*YOUR TASKS:*
1. Answer these questions using the forum thread on rough plaster texture, one line each:
(a) After skim coating over textured plaster in one room, what does Bret86844 say can still be seen?
(b) According to Dixon12, what is the texture actually made of?
(c) What does Sir MixAlot suggest using to wet the texture before scraping it?
2. Carry the forum thread on rough plaster texture further, picking up from where it stops.

*SOURCE:*
◇ ◇ ◇ ◇ ◇
# Rough plaster texture -- skim coat or sand off?



## Bret86844 (Mar 16, 2016)

Sanding plaster can be a pain. May be worth a quick sand over the high spots and then a skim coat. In one room in our house we skim coated over textured plaster and it took a lot of mud and there are still some bumps that show through. A little bit of sanding first and I think it would have looked A+. Hope that helps.


----------



## stick\shift (Mar 23, 2015)

Agreed, this is tough stuff to sand.


----------



## Dixon12 (May 3, 2016)

Actually the texture isn't plaster, it's drywall mud that was put on a rather nice and smooth plaster surface.


----------



## Sir MixAlot (Apr 4, 2008)

Since it's drywall mud on a painted plaster surface you might be able to wet it with a yellow grout sponge and scrape it off. It will probably take a couple rounds of wet and scrape wet and scrape. Just do a small test area first and see how it goes.:thumbsup:

And if that doesn't work just knock off the texture tips and skim coat it. :yes:

Skim coat by hand:






Or do the paint roller skim coating trick:


----------



## Sir MixAlot (Apr 4, 2008)
◇ ◇ ◇ ◇ ◇
*MATERIAL PROVIDED:*
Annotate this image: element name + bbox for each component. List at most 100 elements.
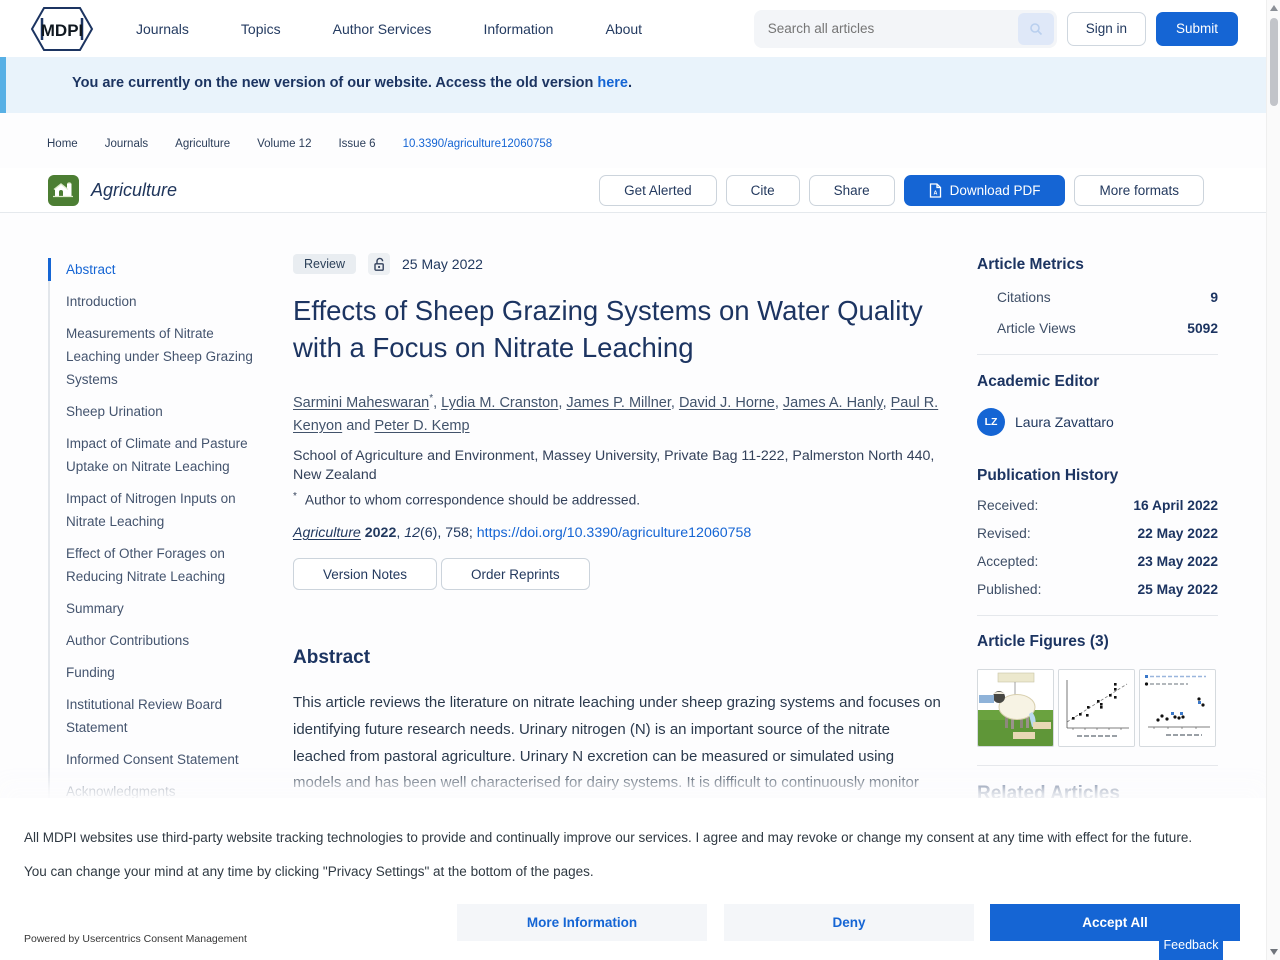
◇ ◇ ◇ ◇ ◇
*RESPONSE LIST:*
1.
(a) Some bumps that show through.
(b) Drywall mud that was put on a rather nice and smooth plaster surface.
(c) A yellow grout sponge.

2.
Dixon12 said:


> So can I skimcoat right over it with Durabond or similar


Really you could just use a reputable brand of all purpose joint compound. I prefer USG all purpose joint compound for skim coating over a texture. Here's one of my videos that shows all of the materials and tools needed to mix up enough skim coat mud to do a room or two. :vs_peace:


----------



## Dixon12 (May 3, 2016)

Thanks! Really nice vids. Would the all purpose joint compound stick to paint?


----------



## Sir MixAlot (Apr 4, 2008)

Dixon12 said:


> Thanks! Really nice vids. Would the all purpose joint compound stick to paint?


Yes. The all purpose has a lot of glue in it. Most likely it's going to take 3 skims to get a smooth surface.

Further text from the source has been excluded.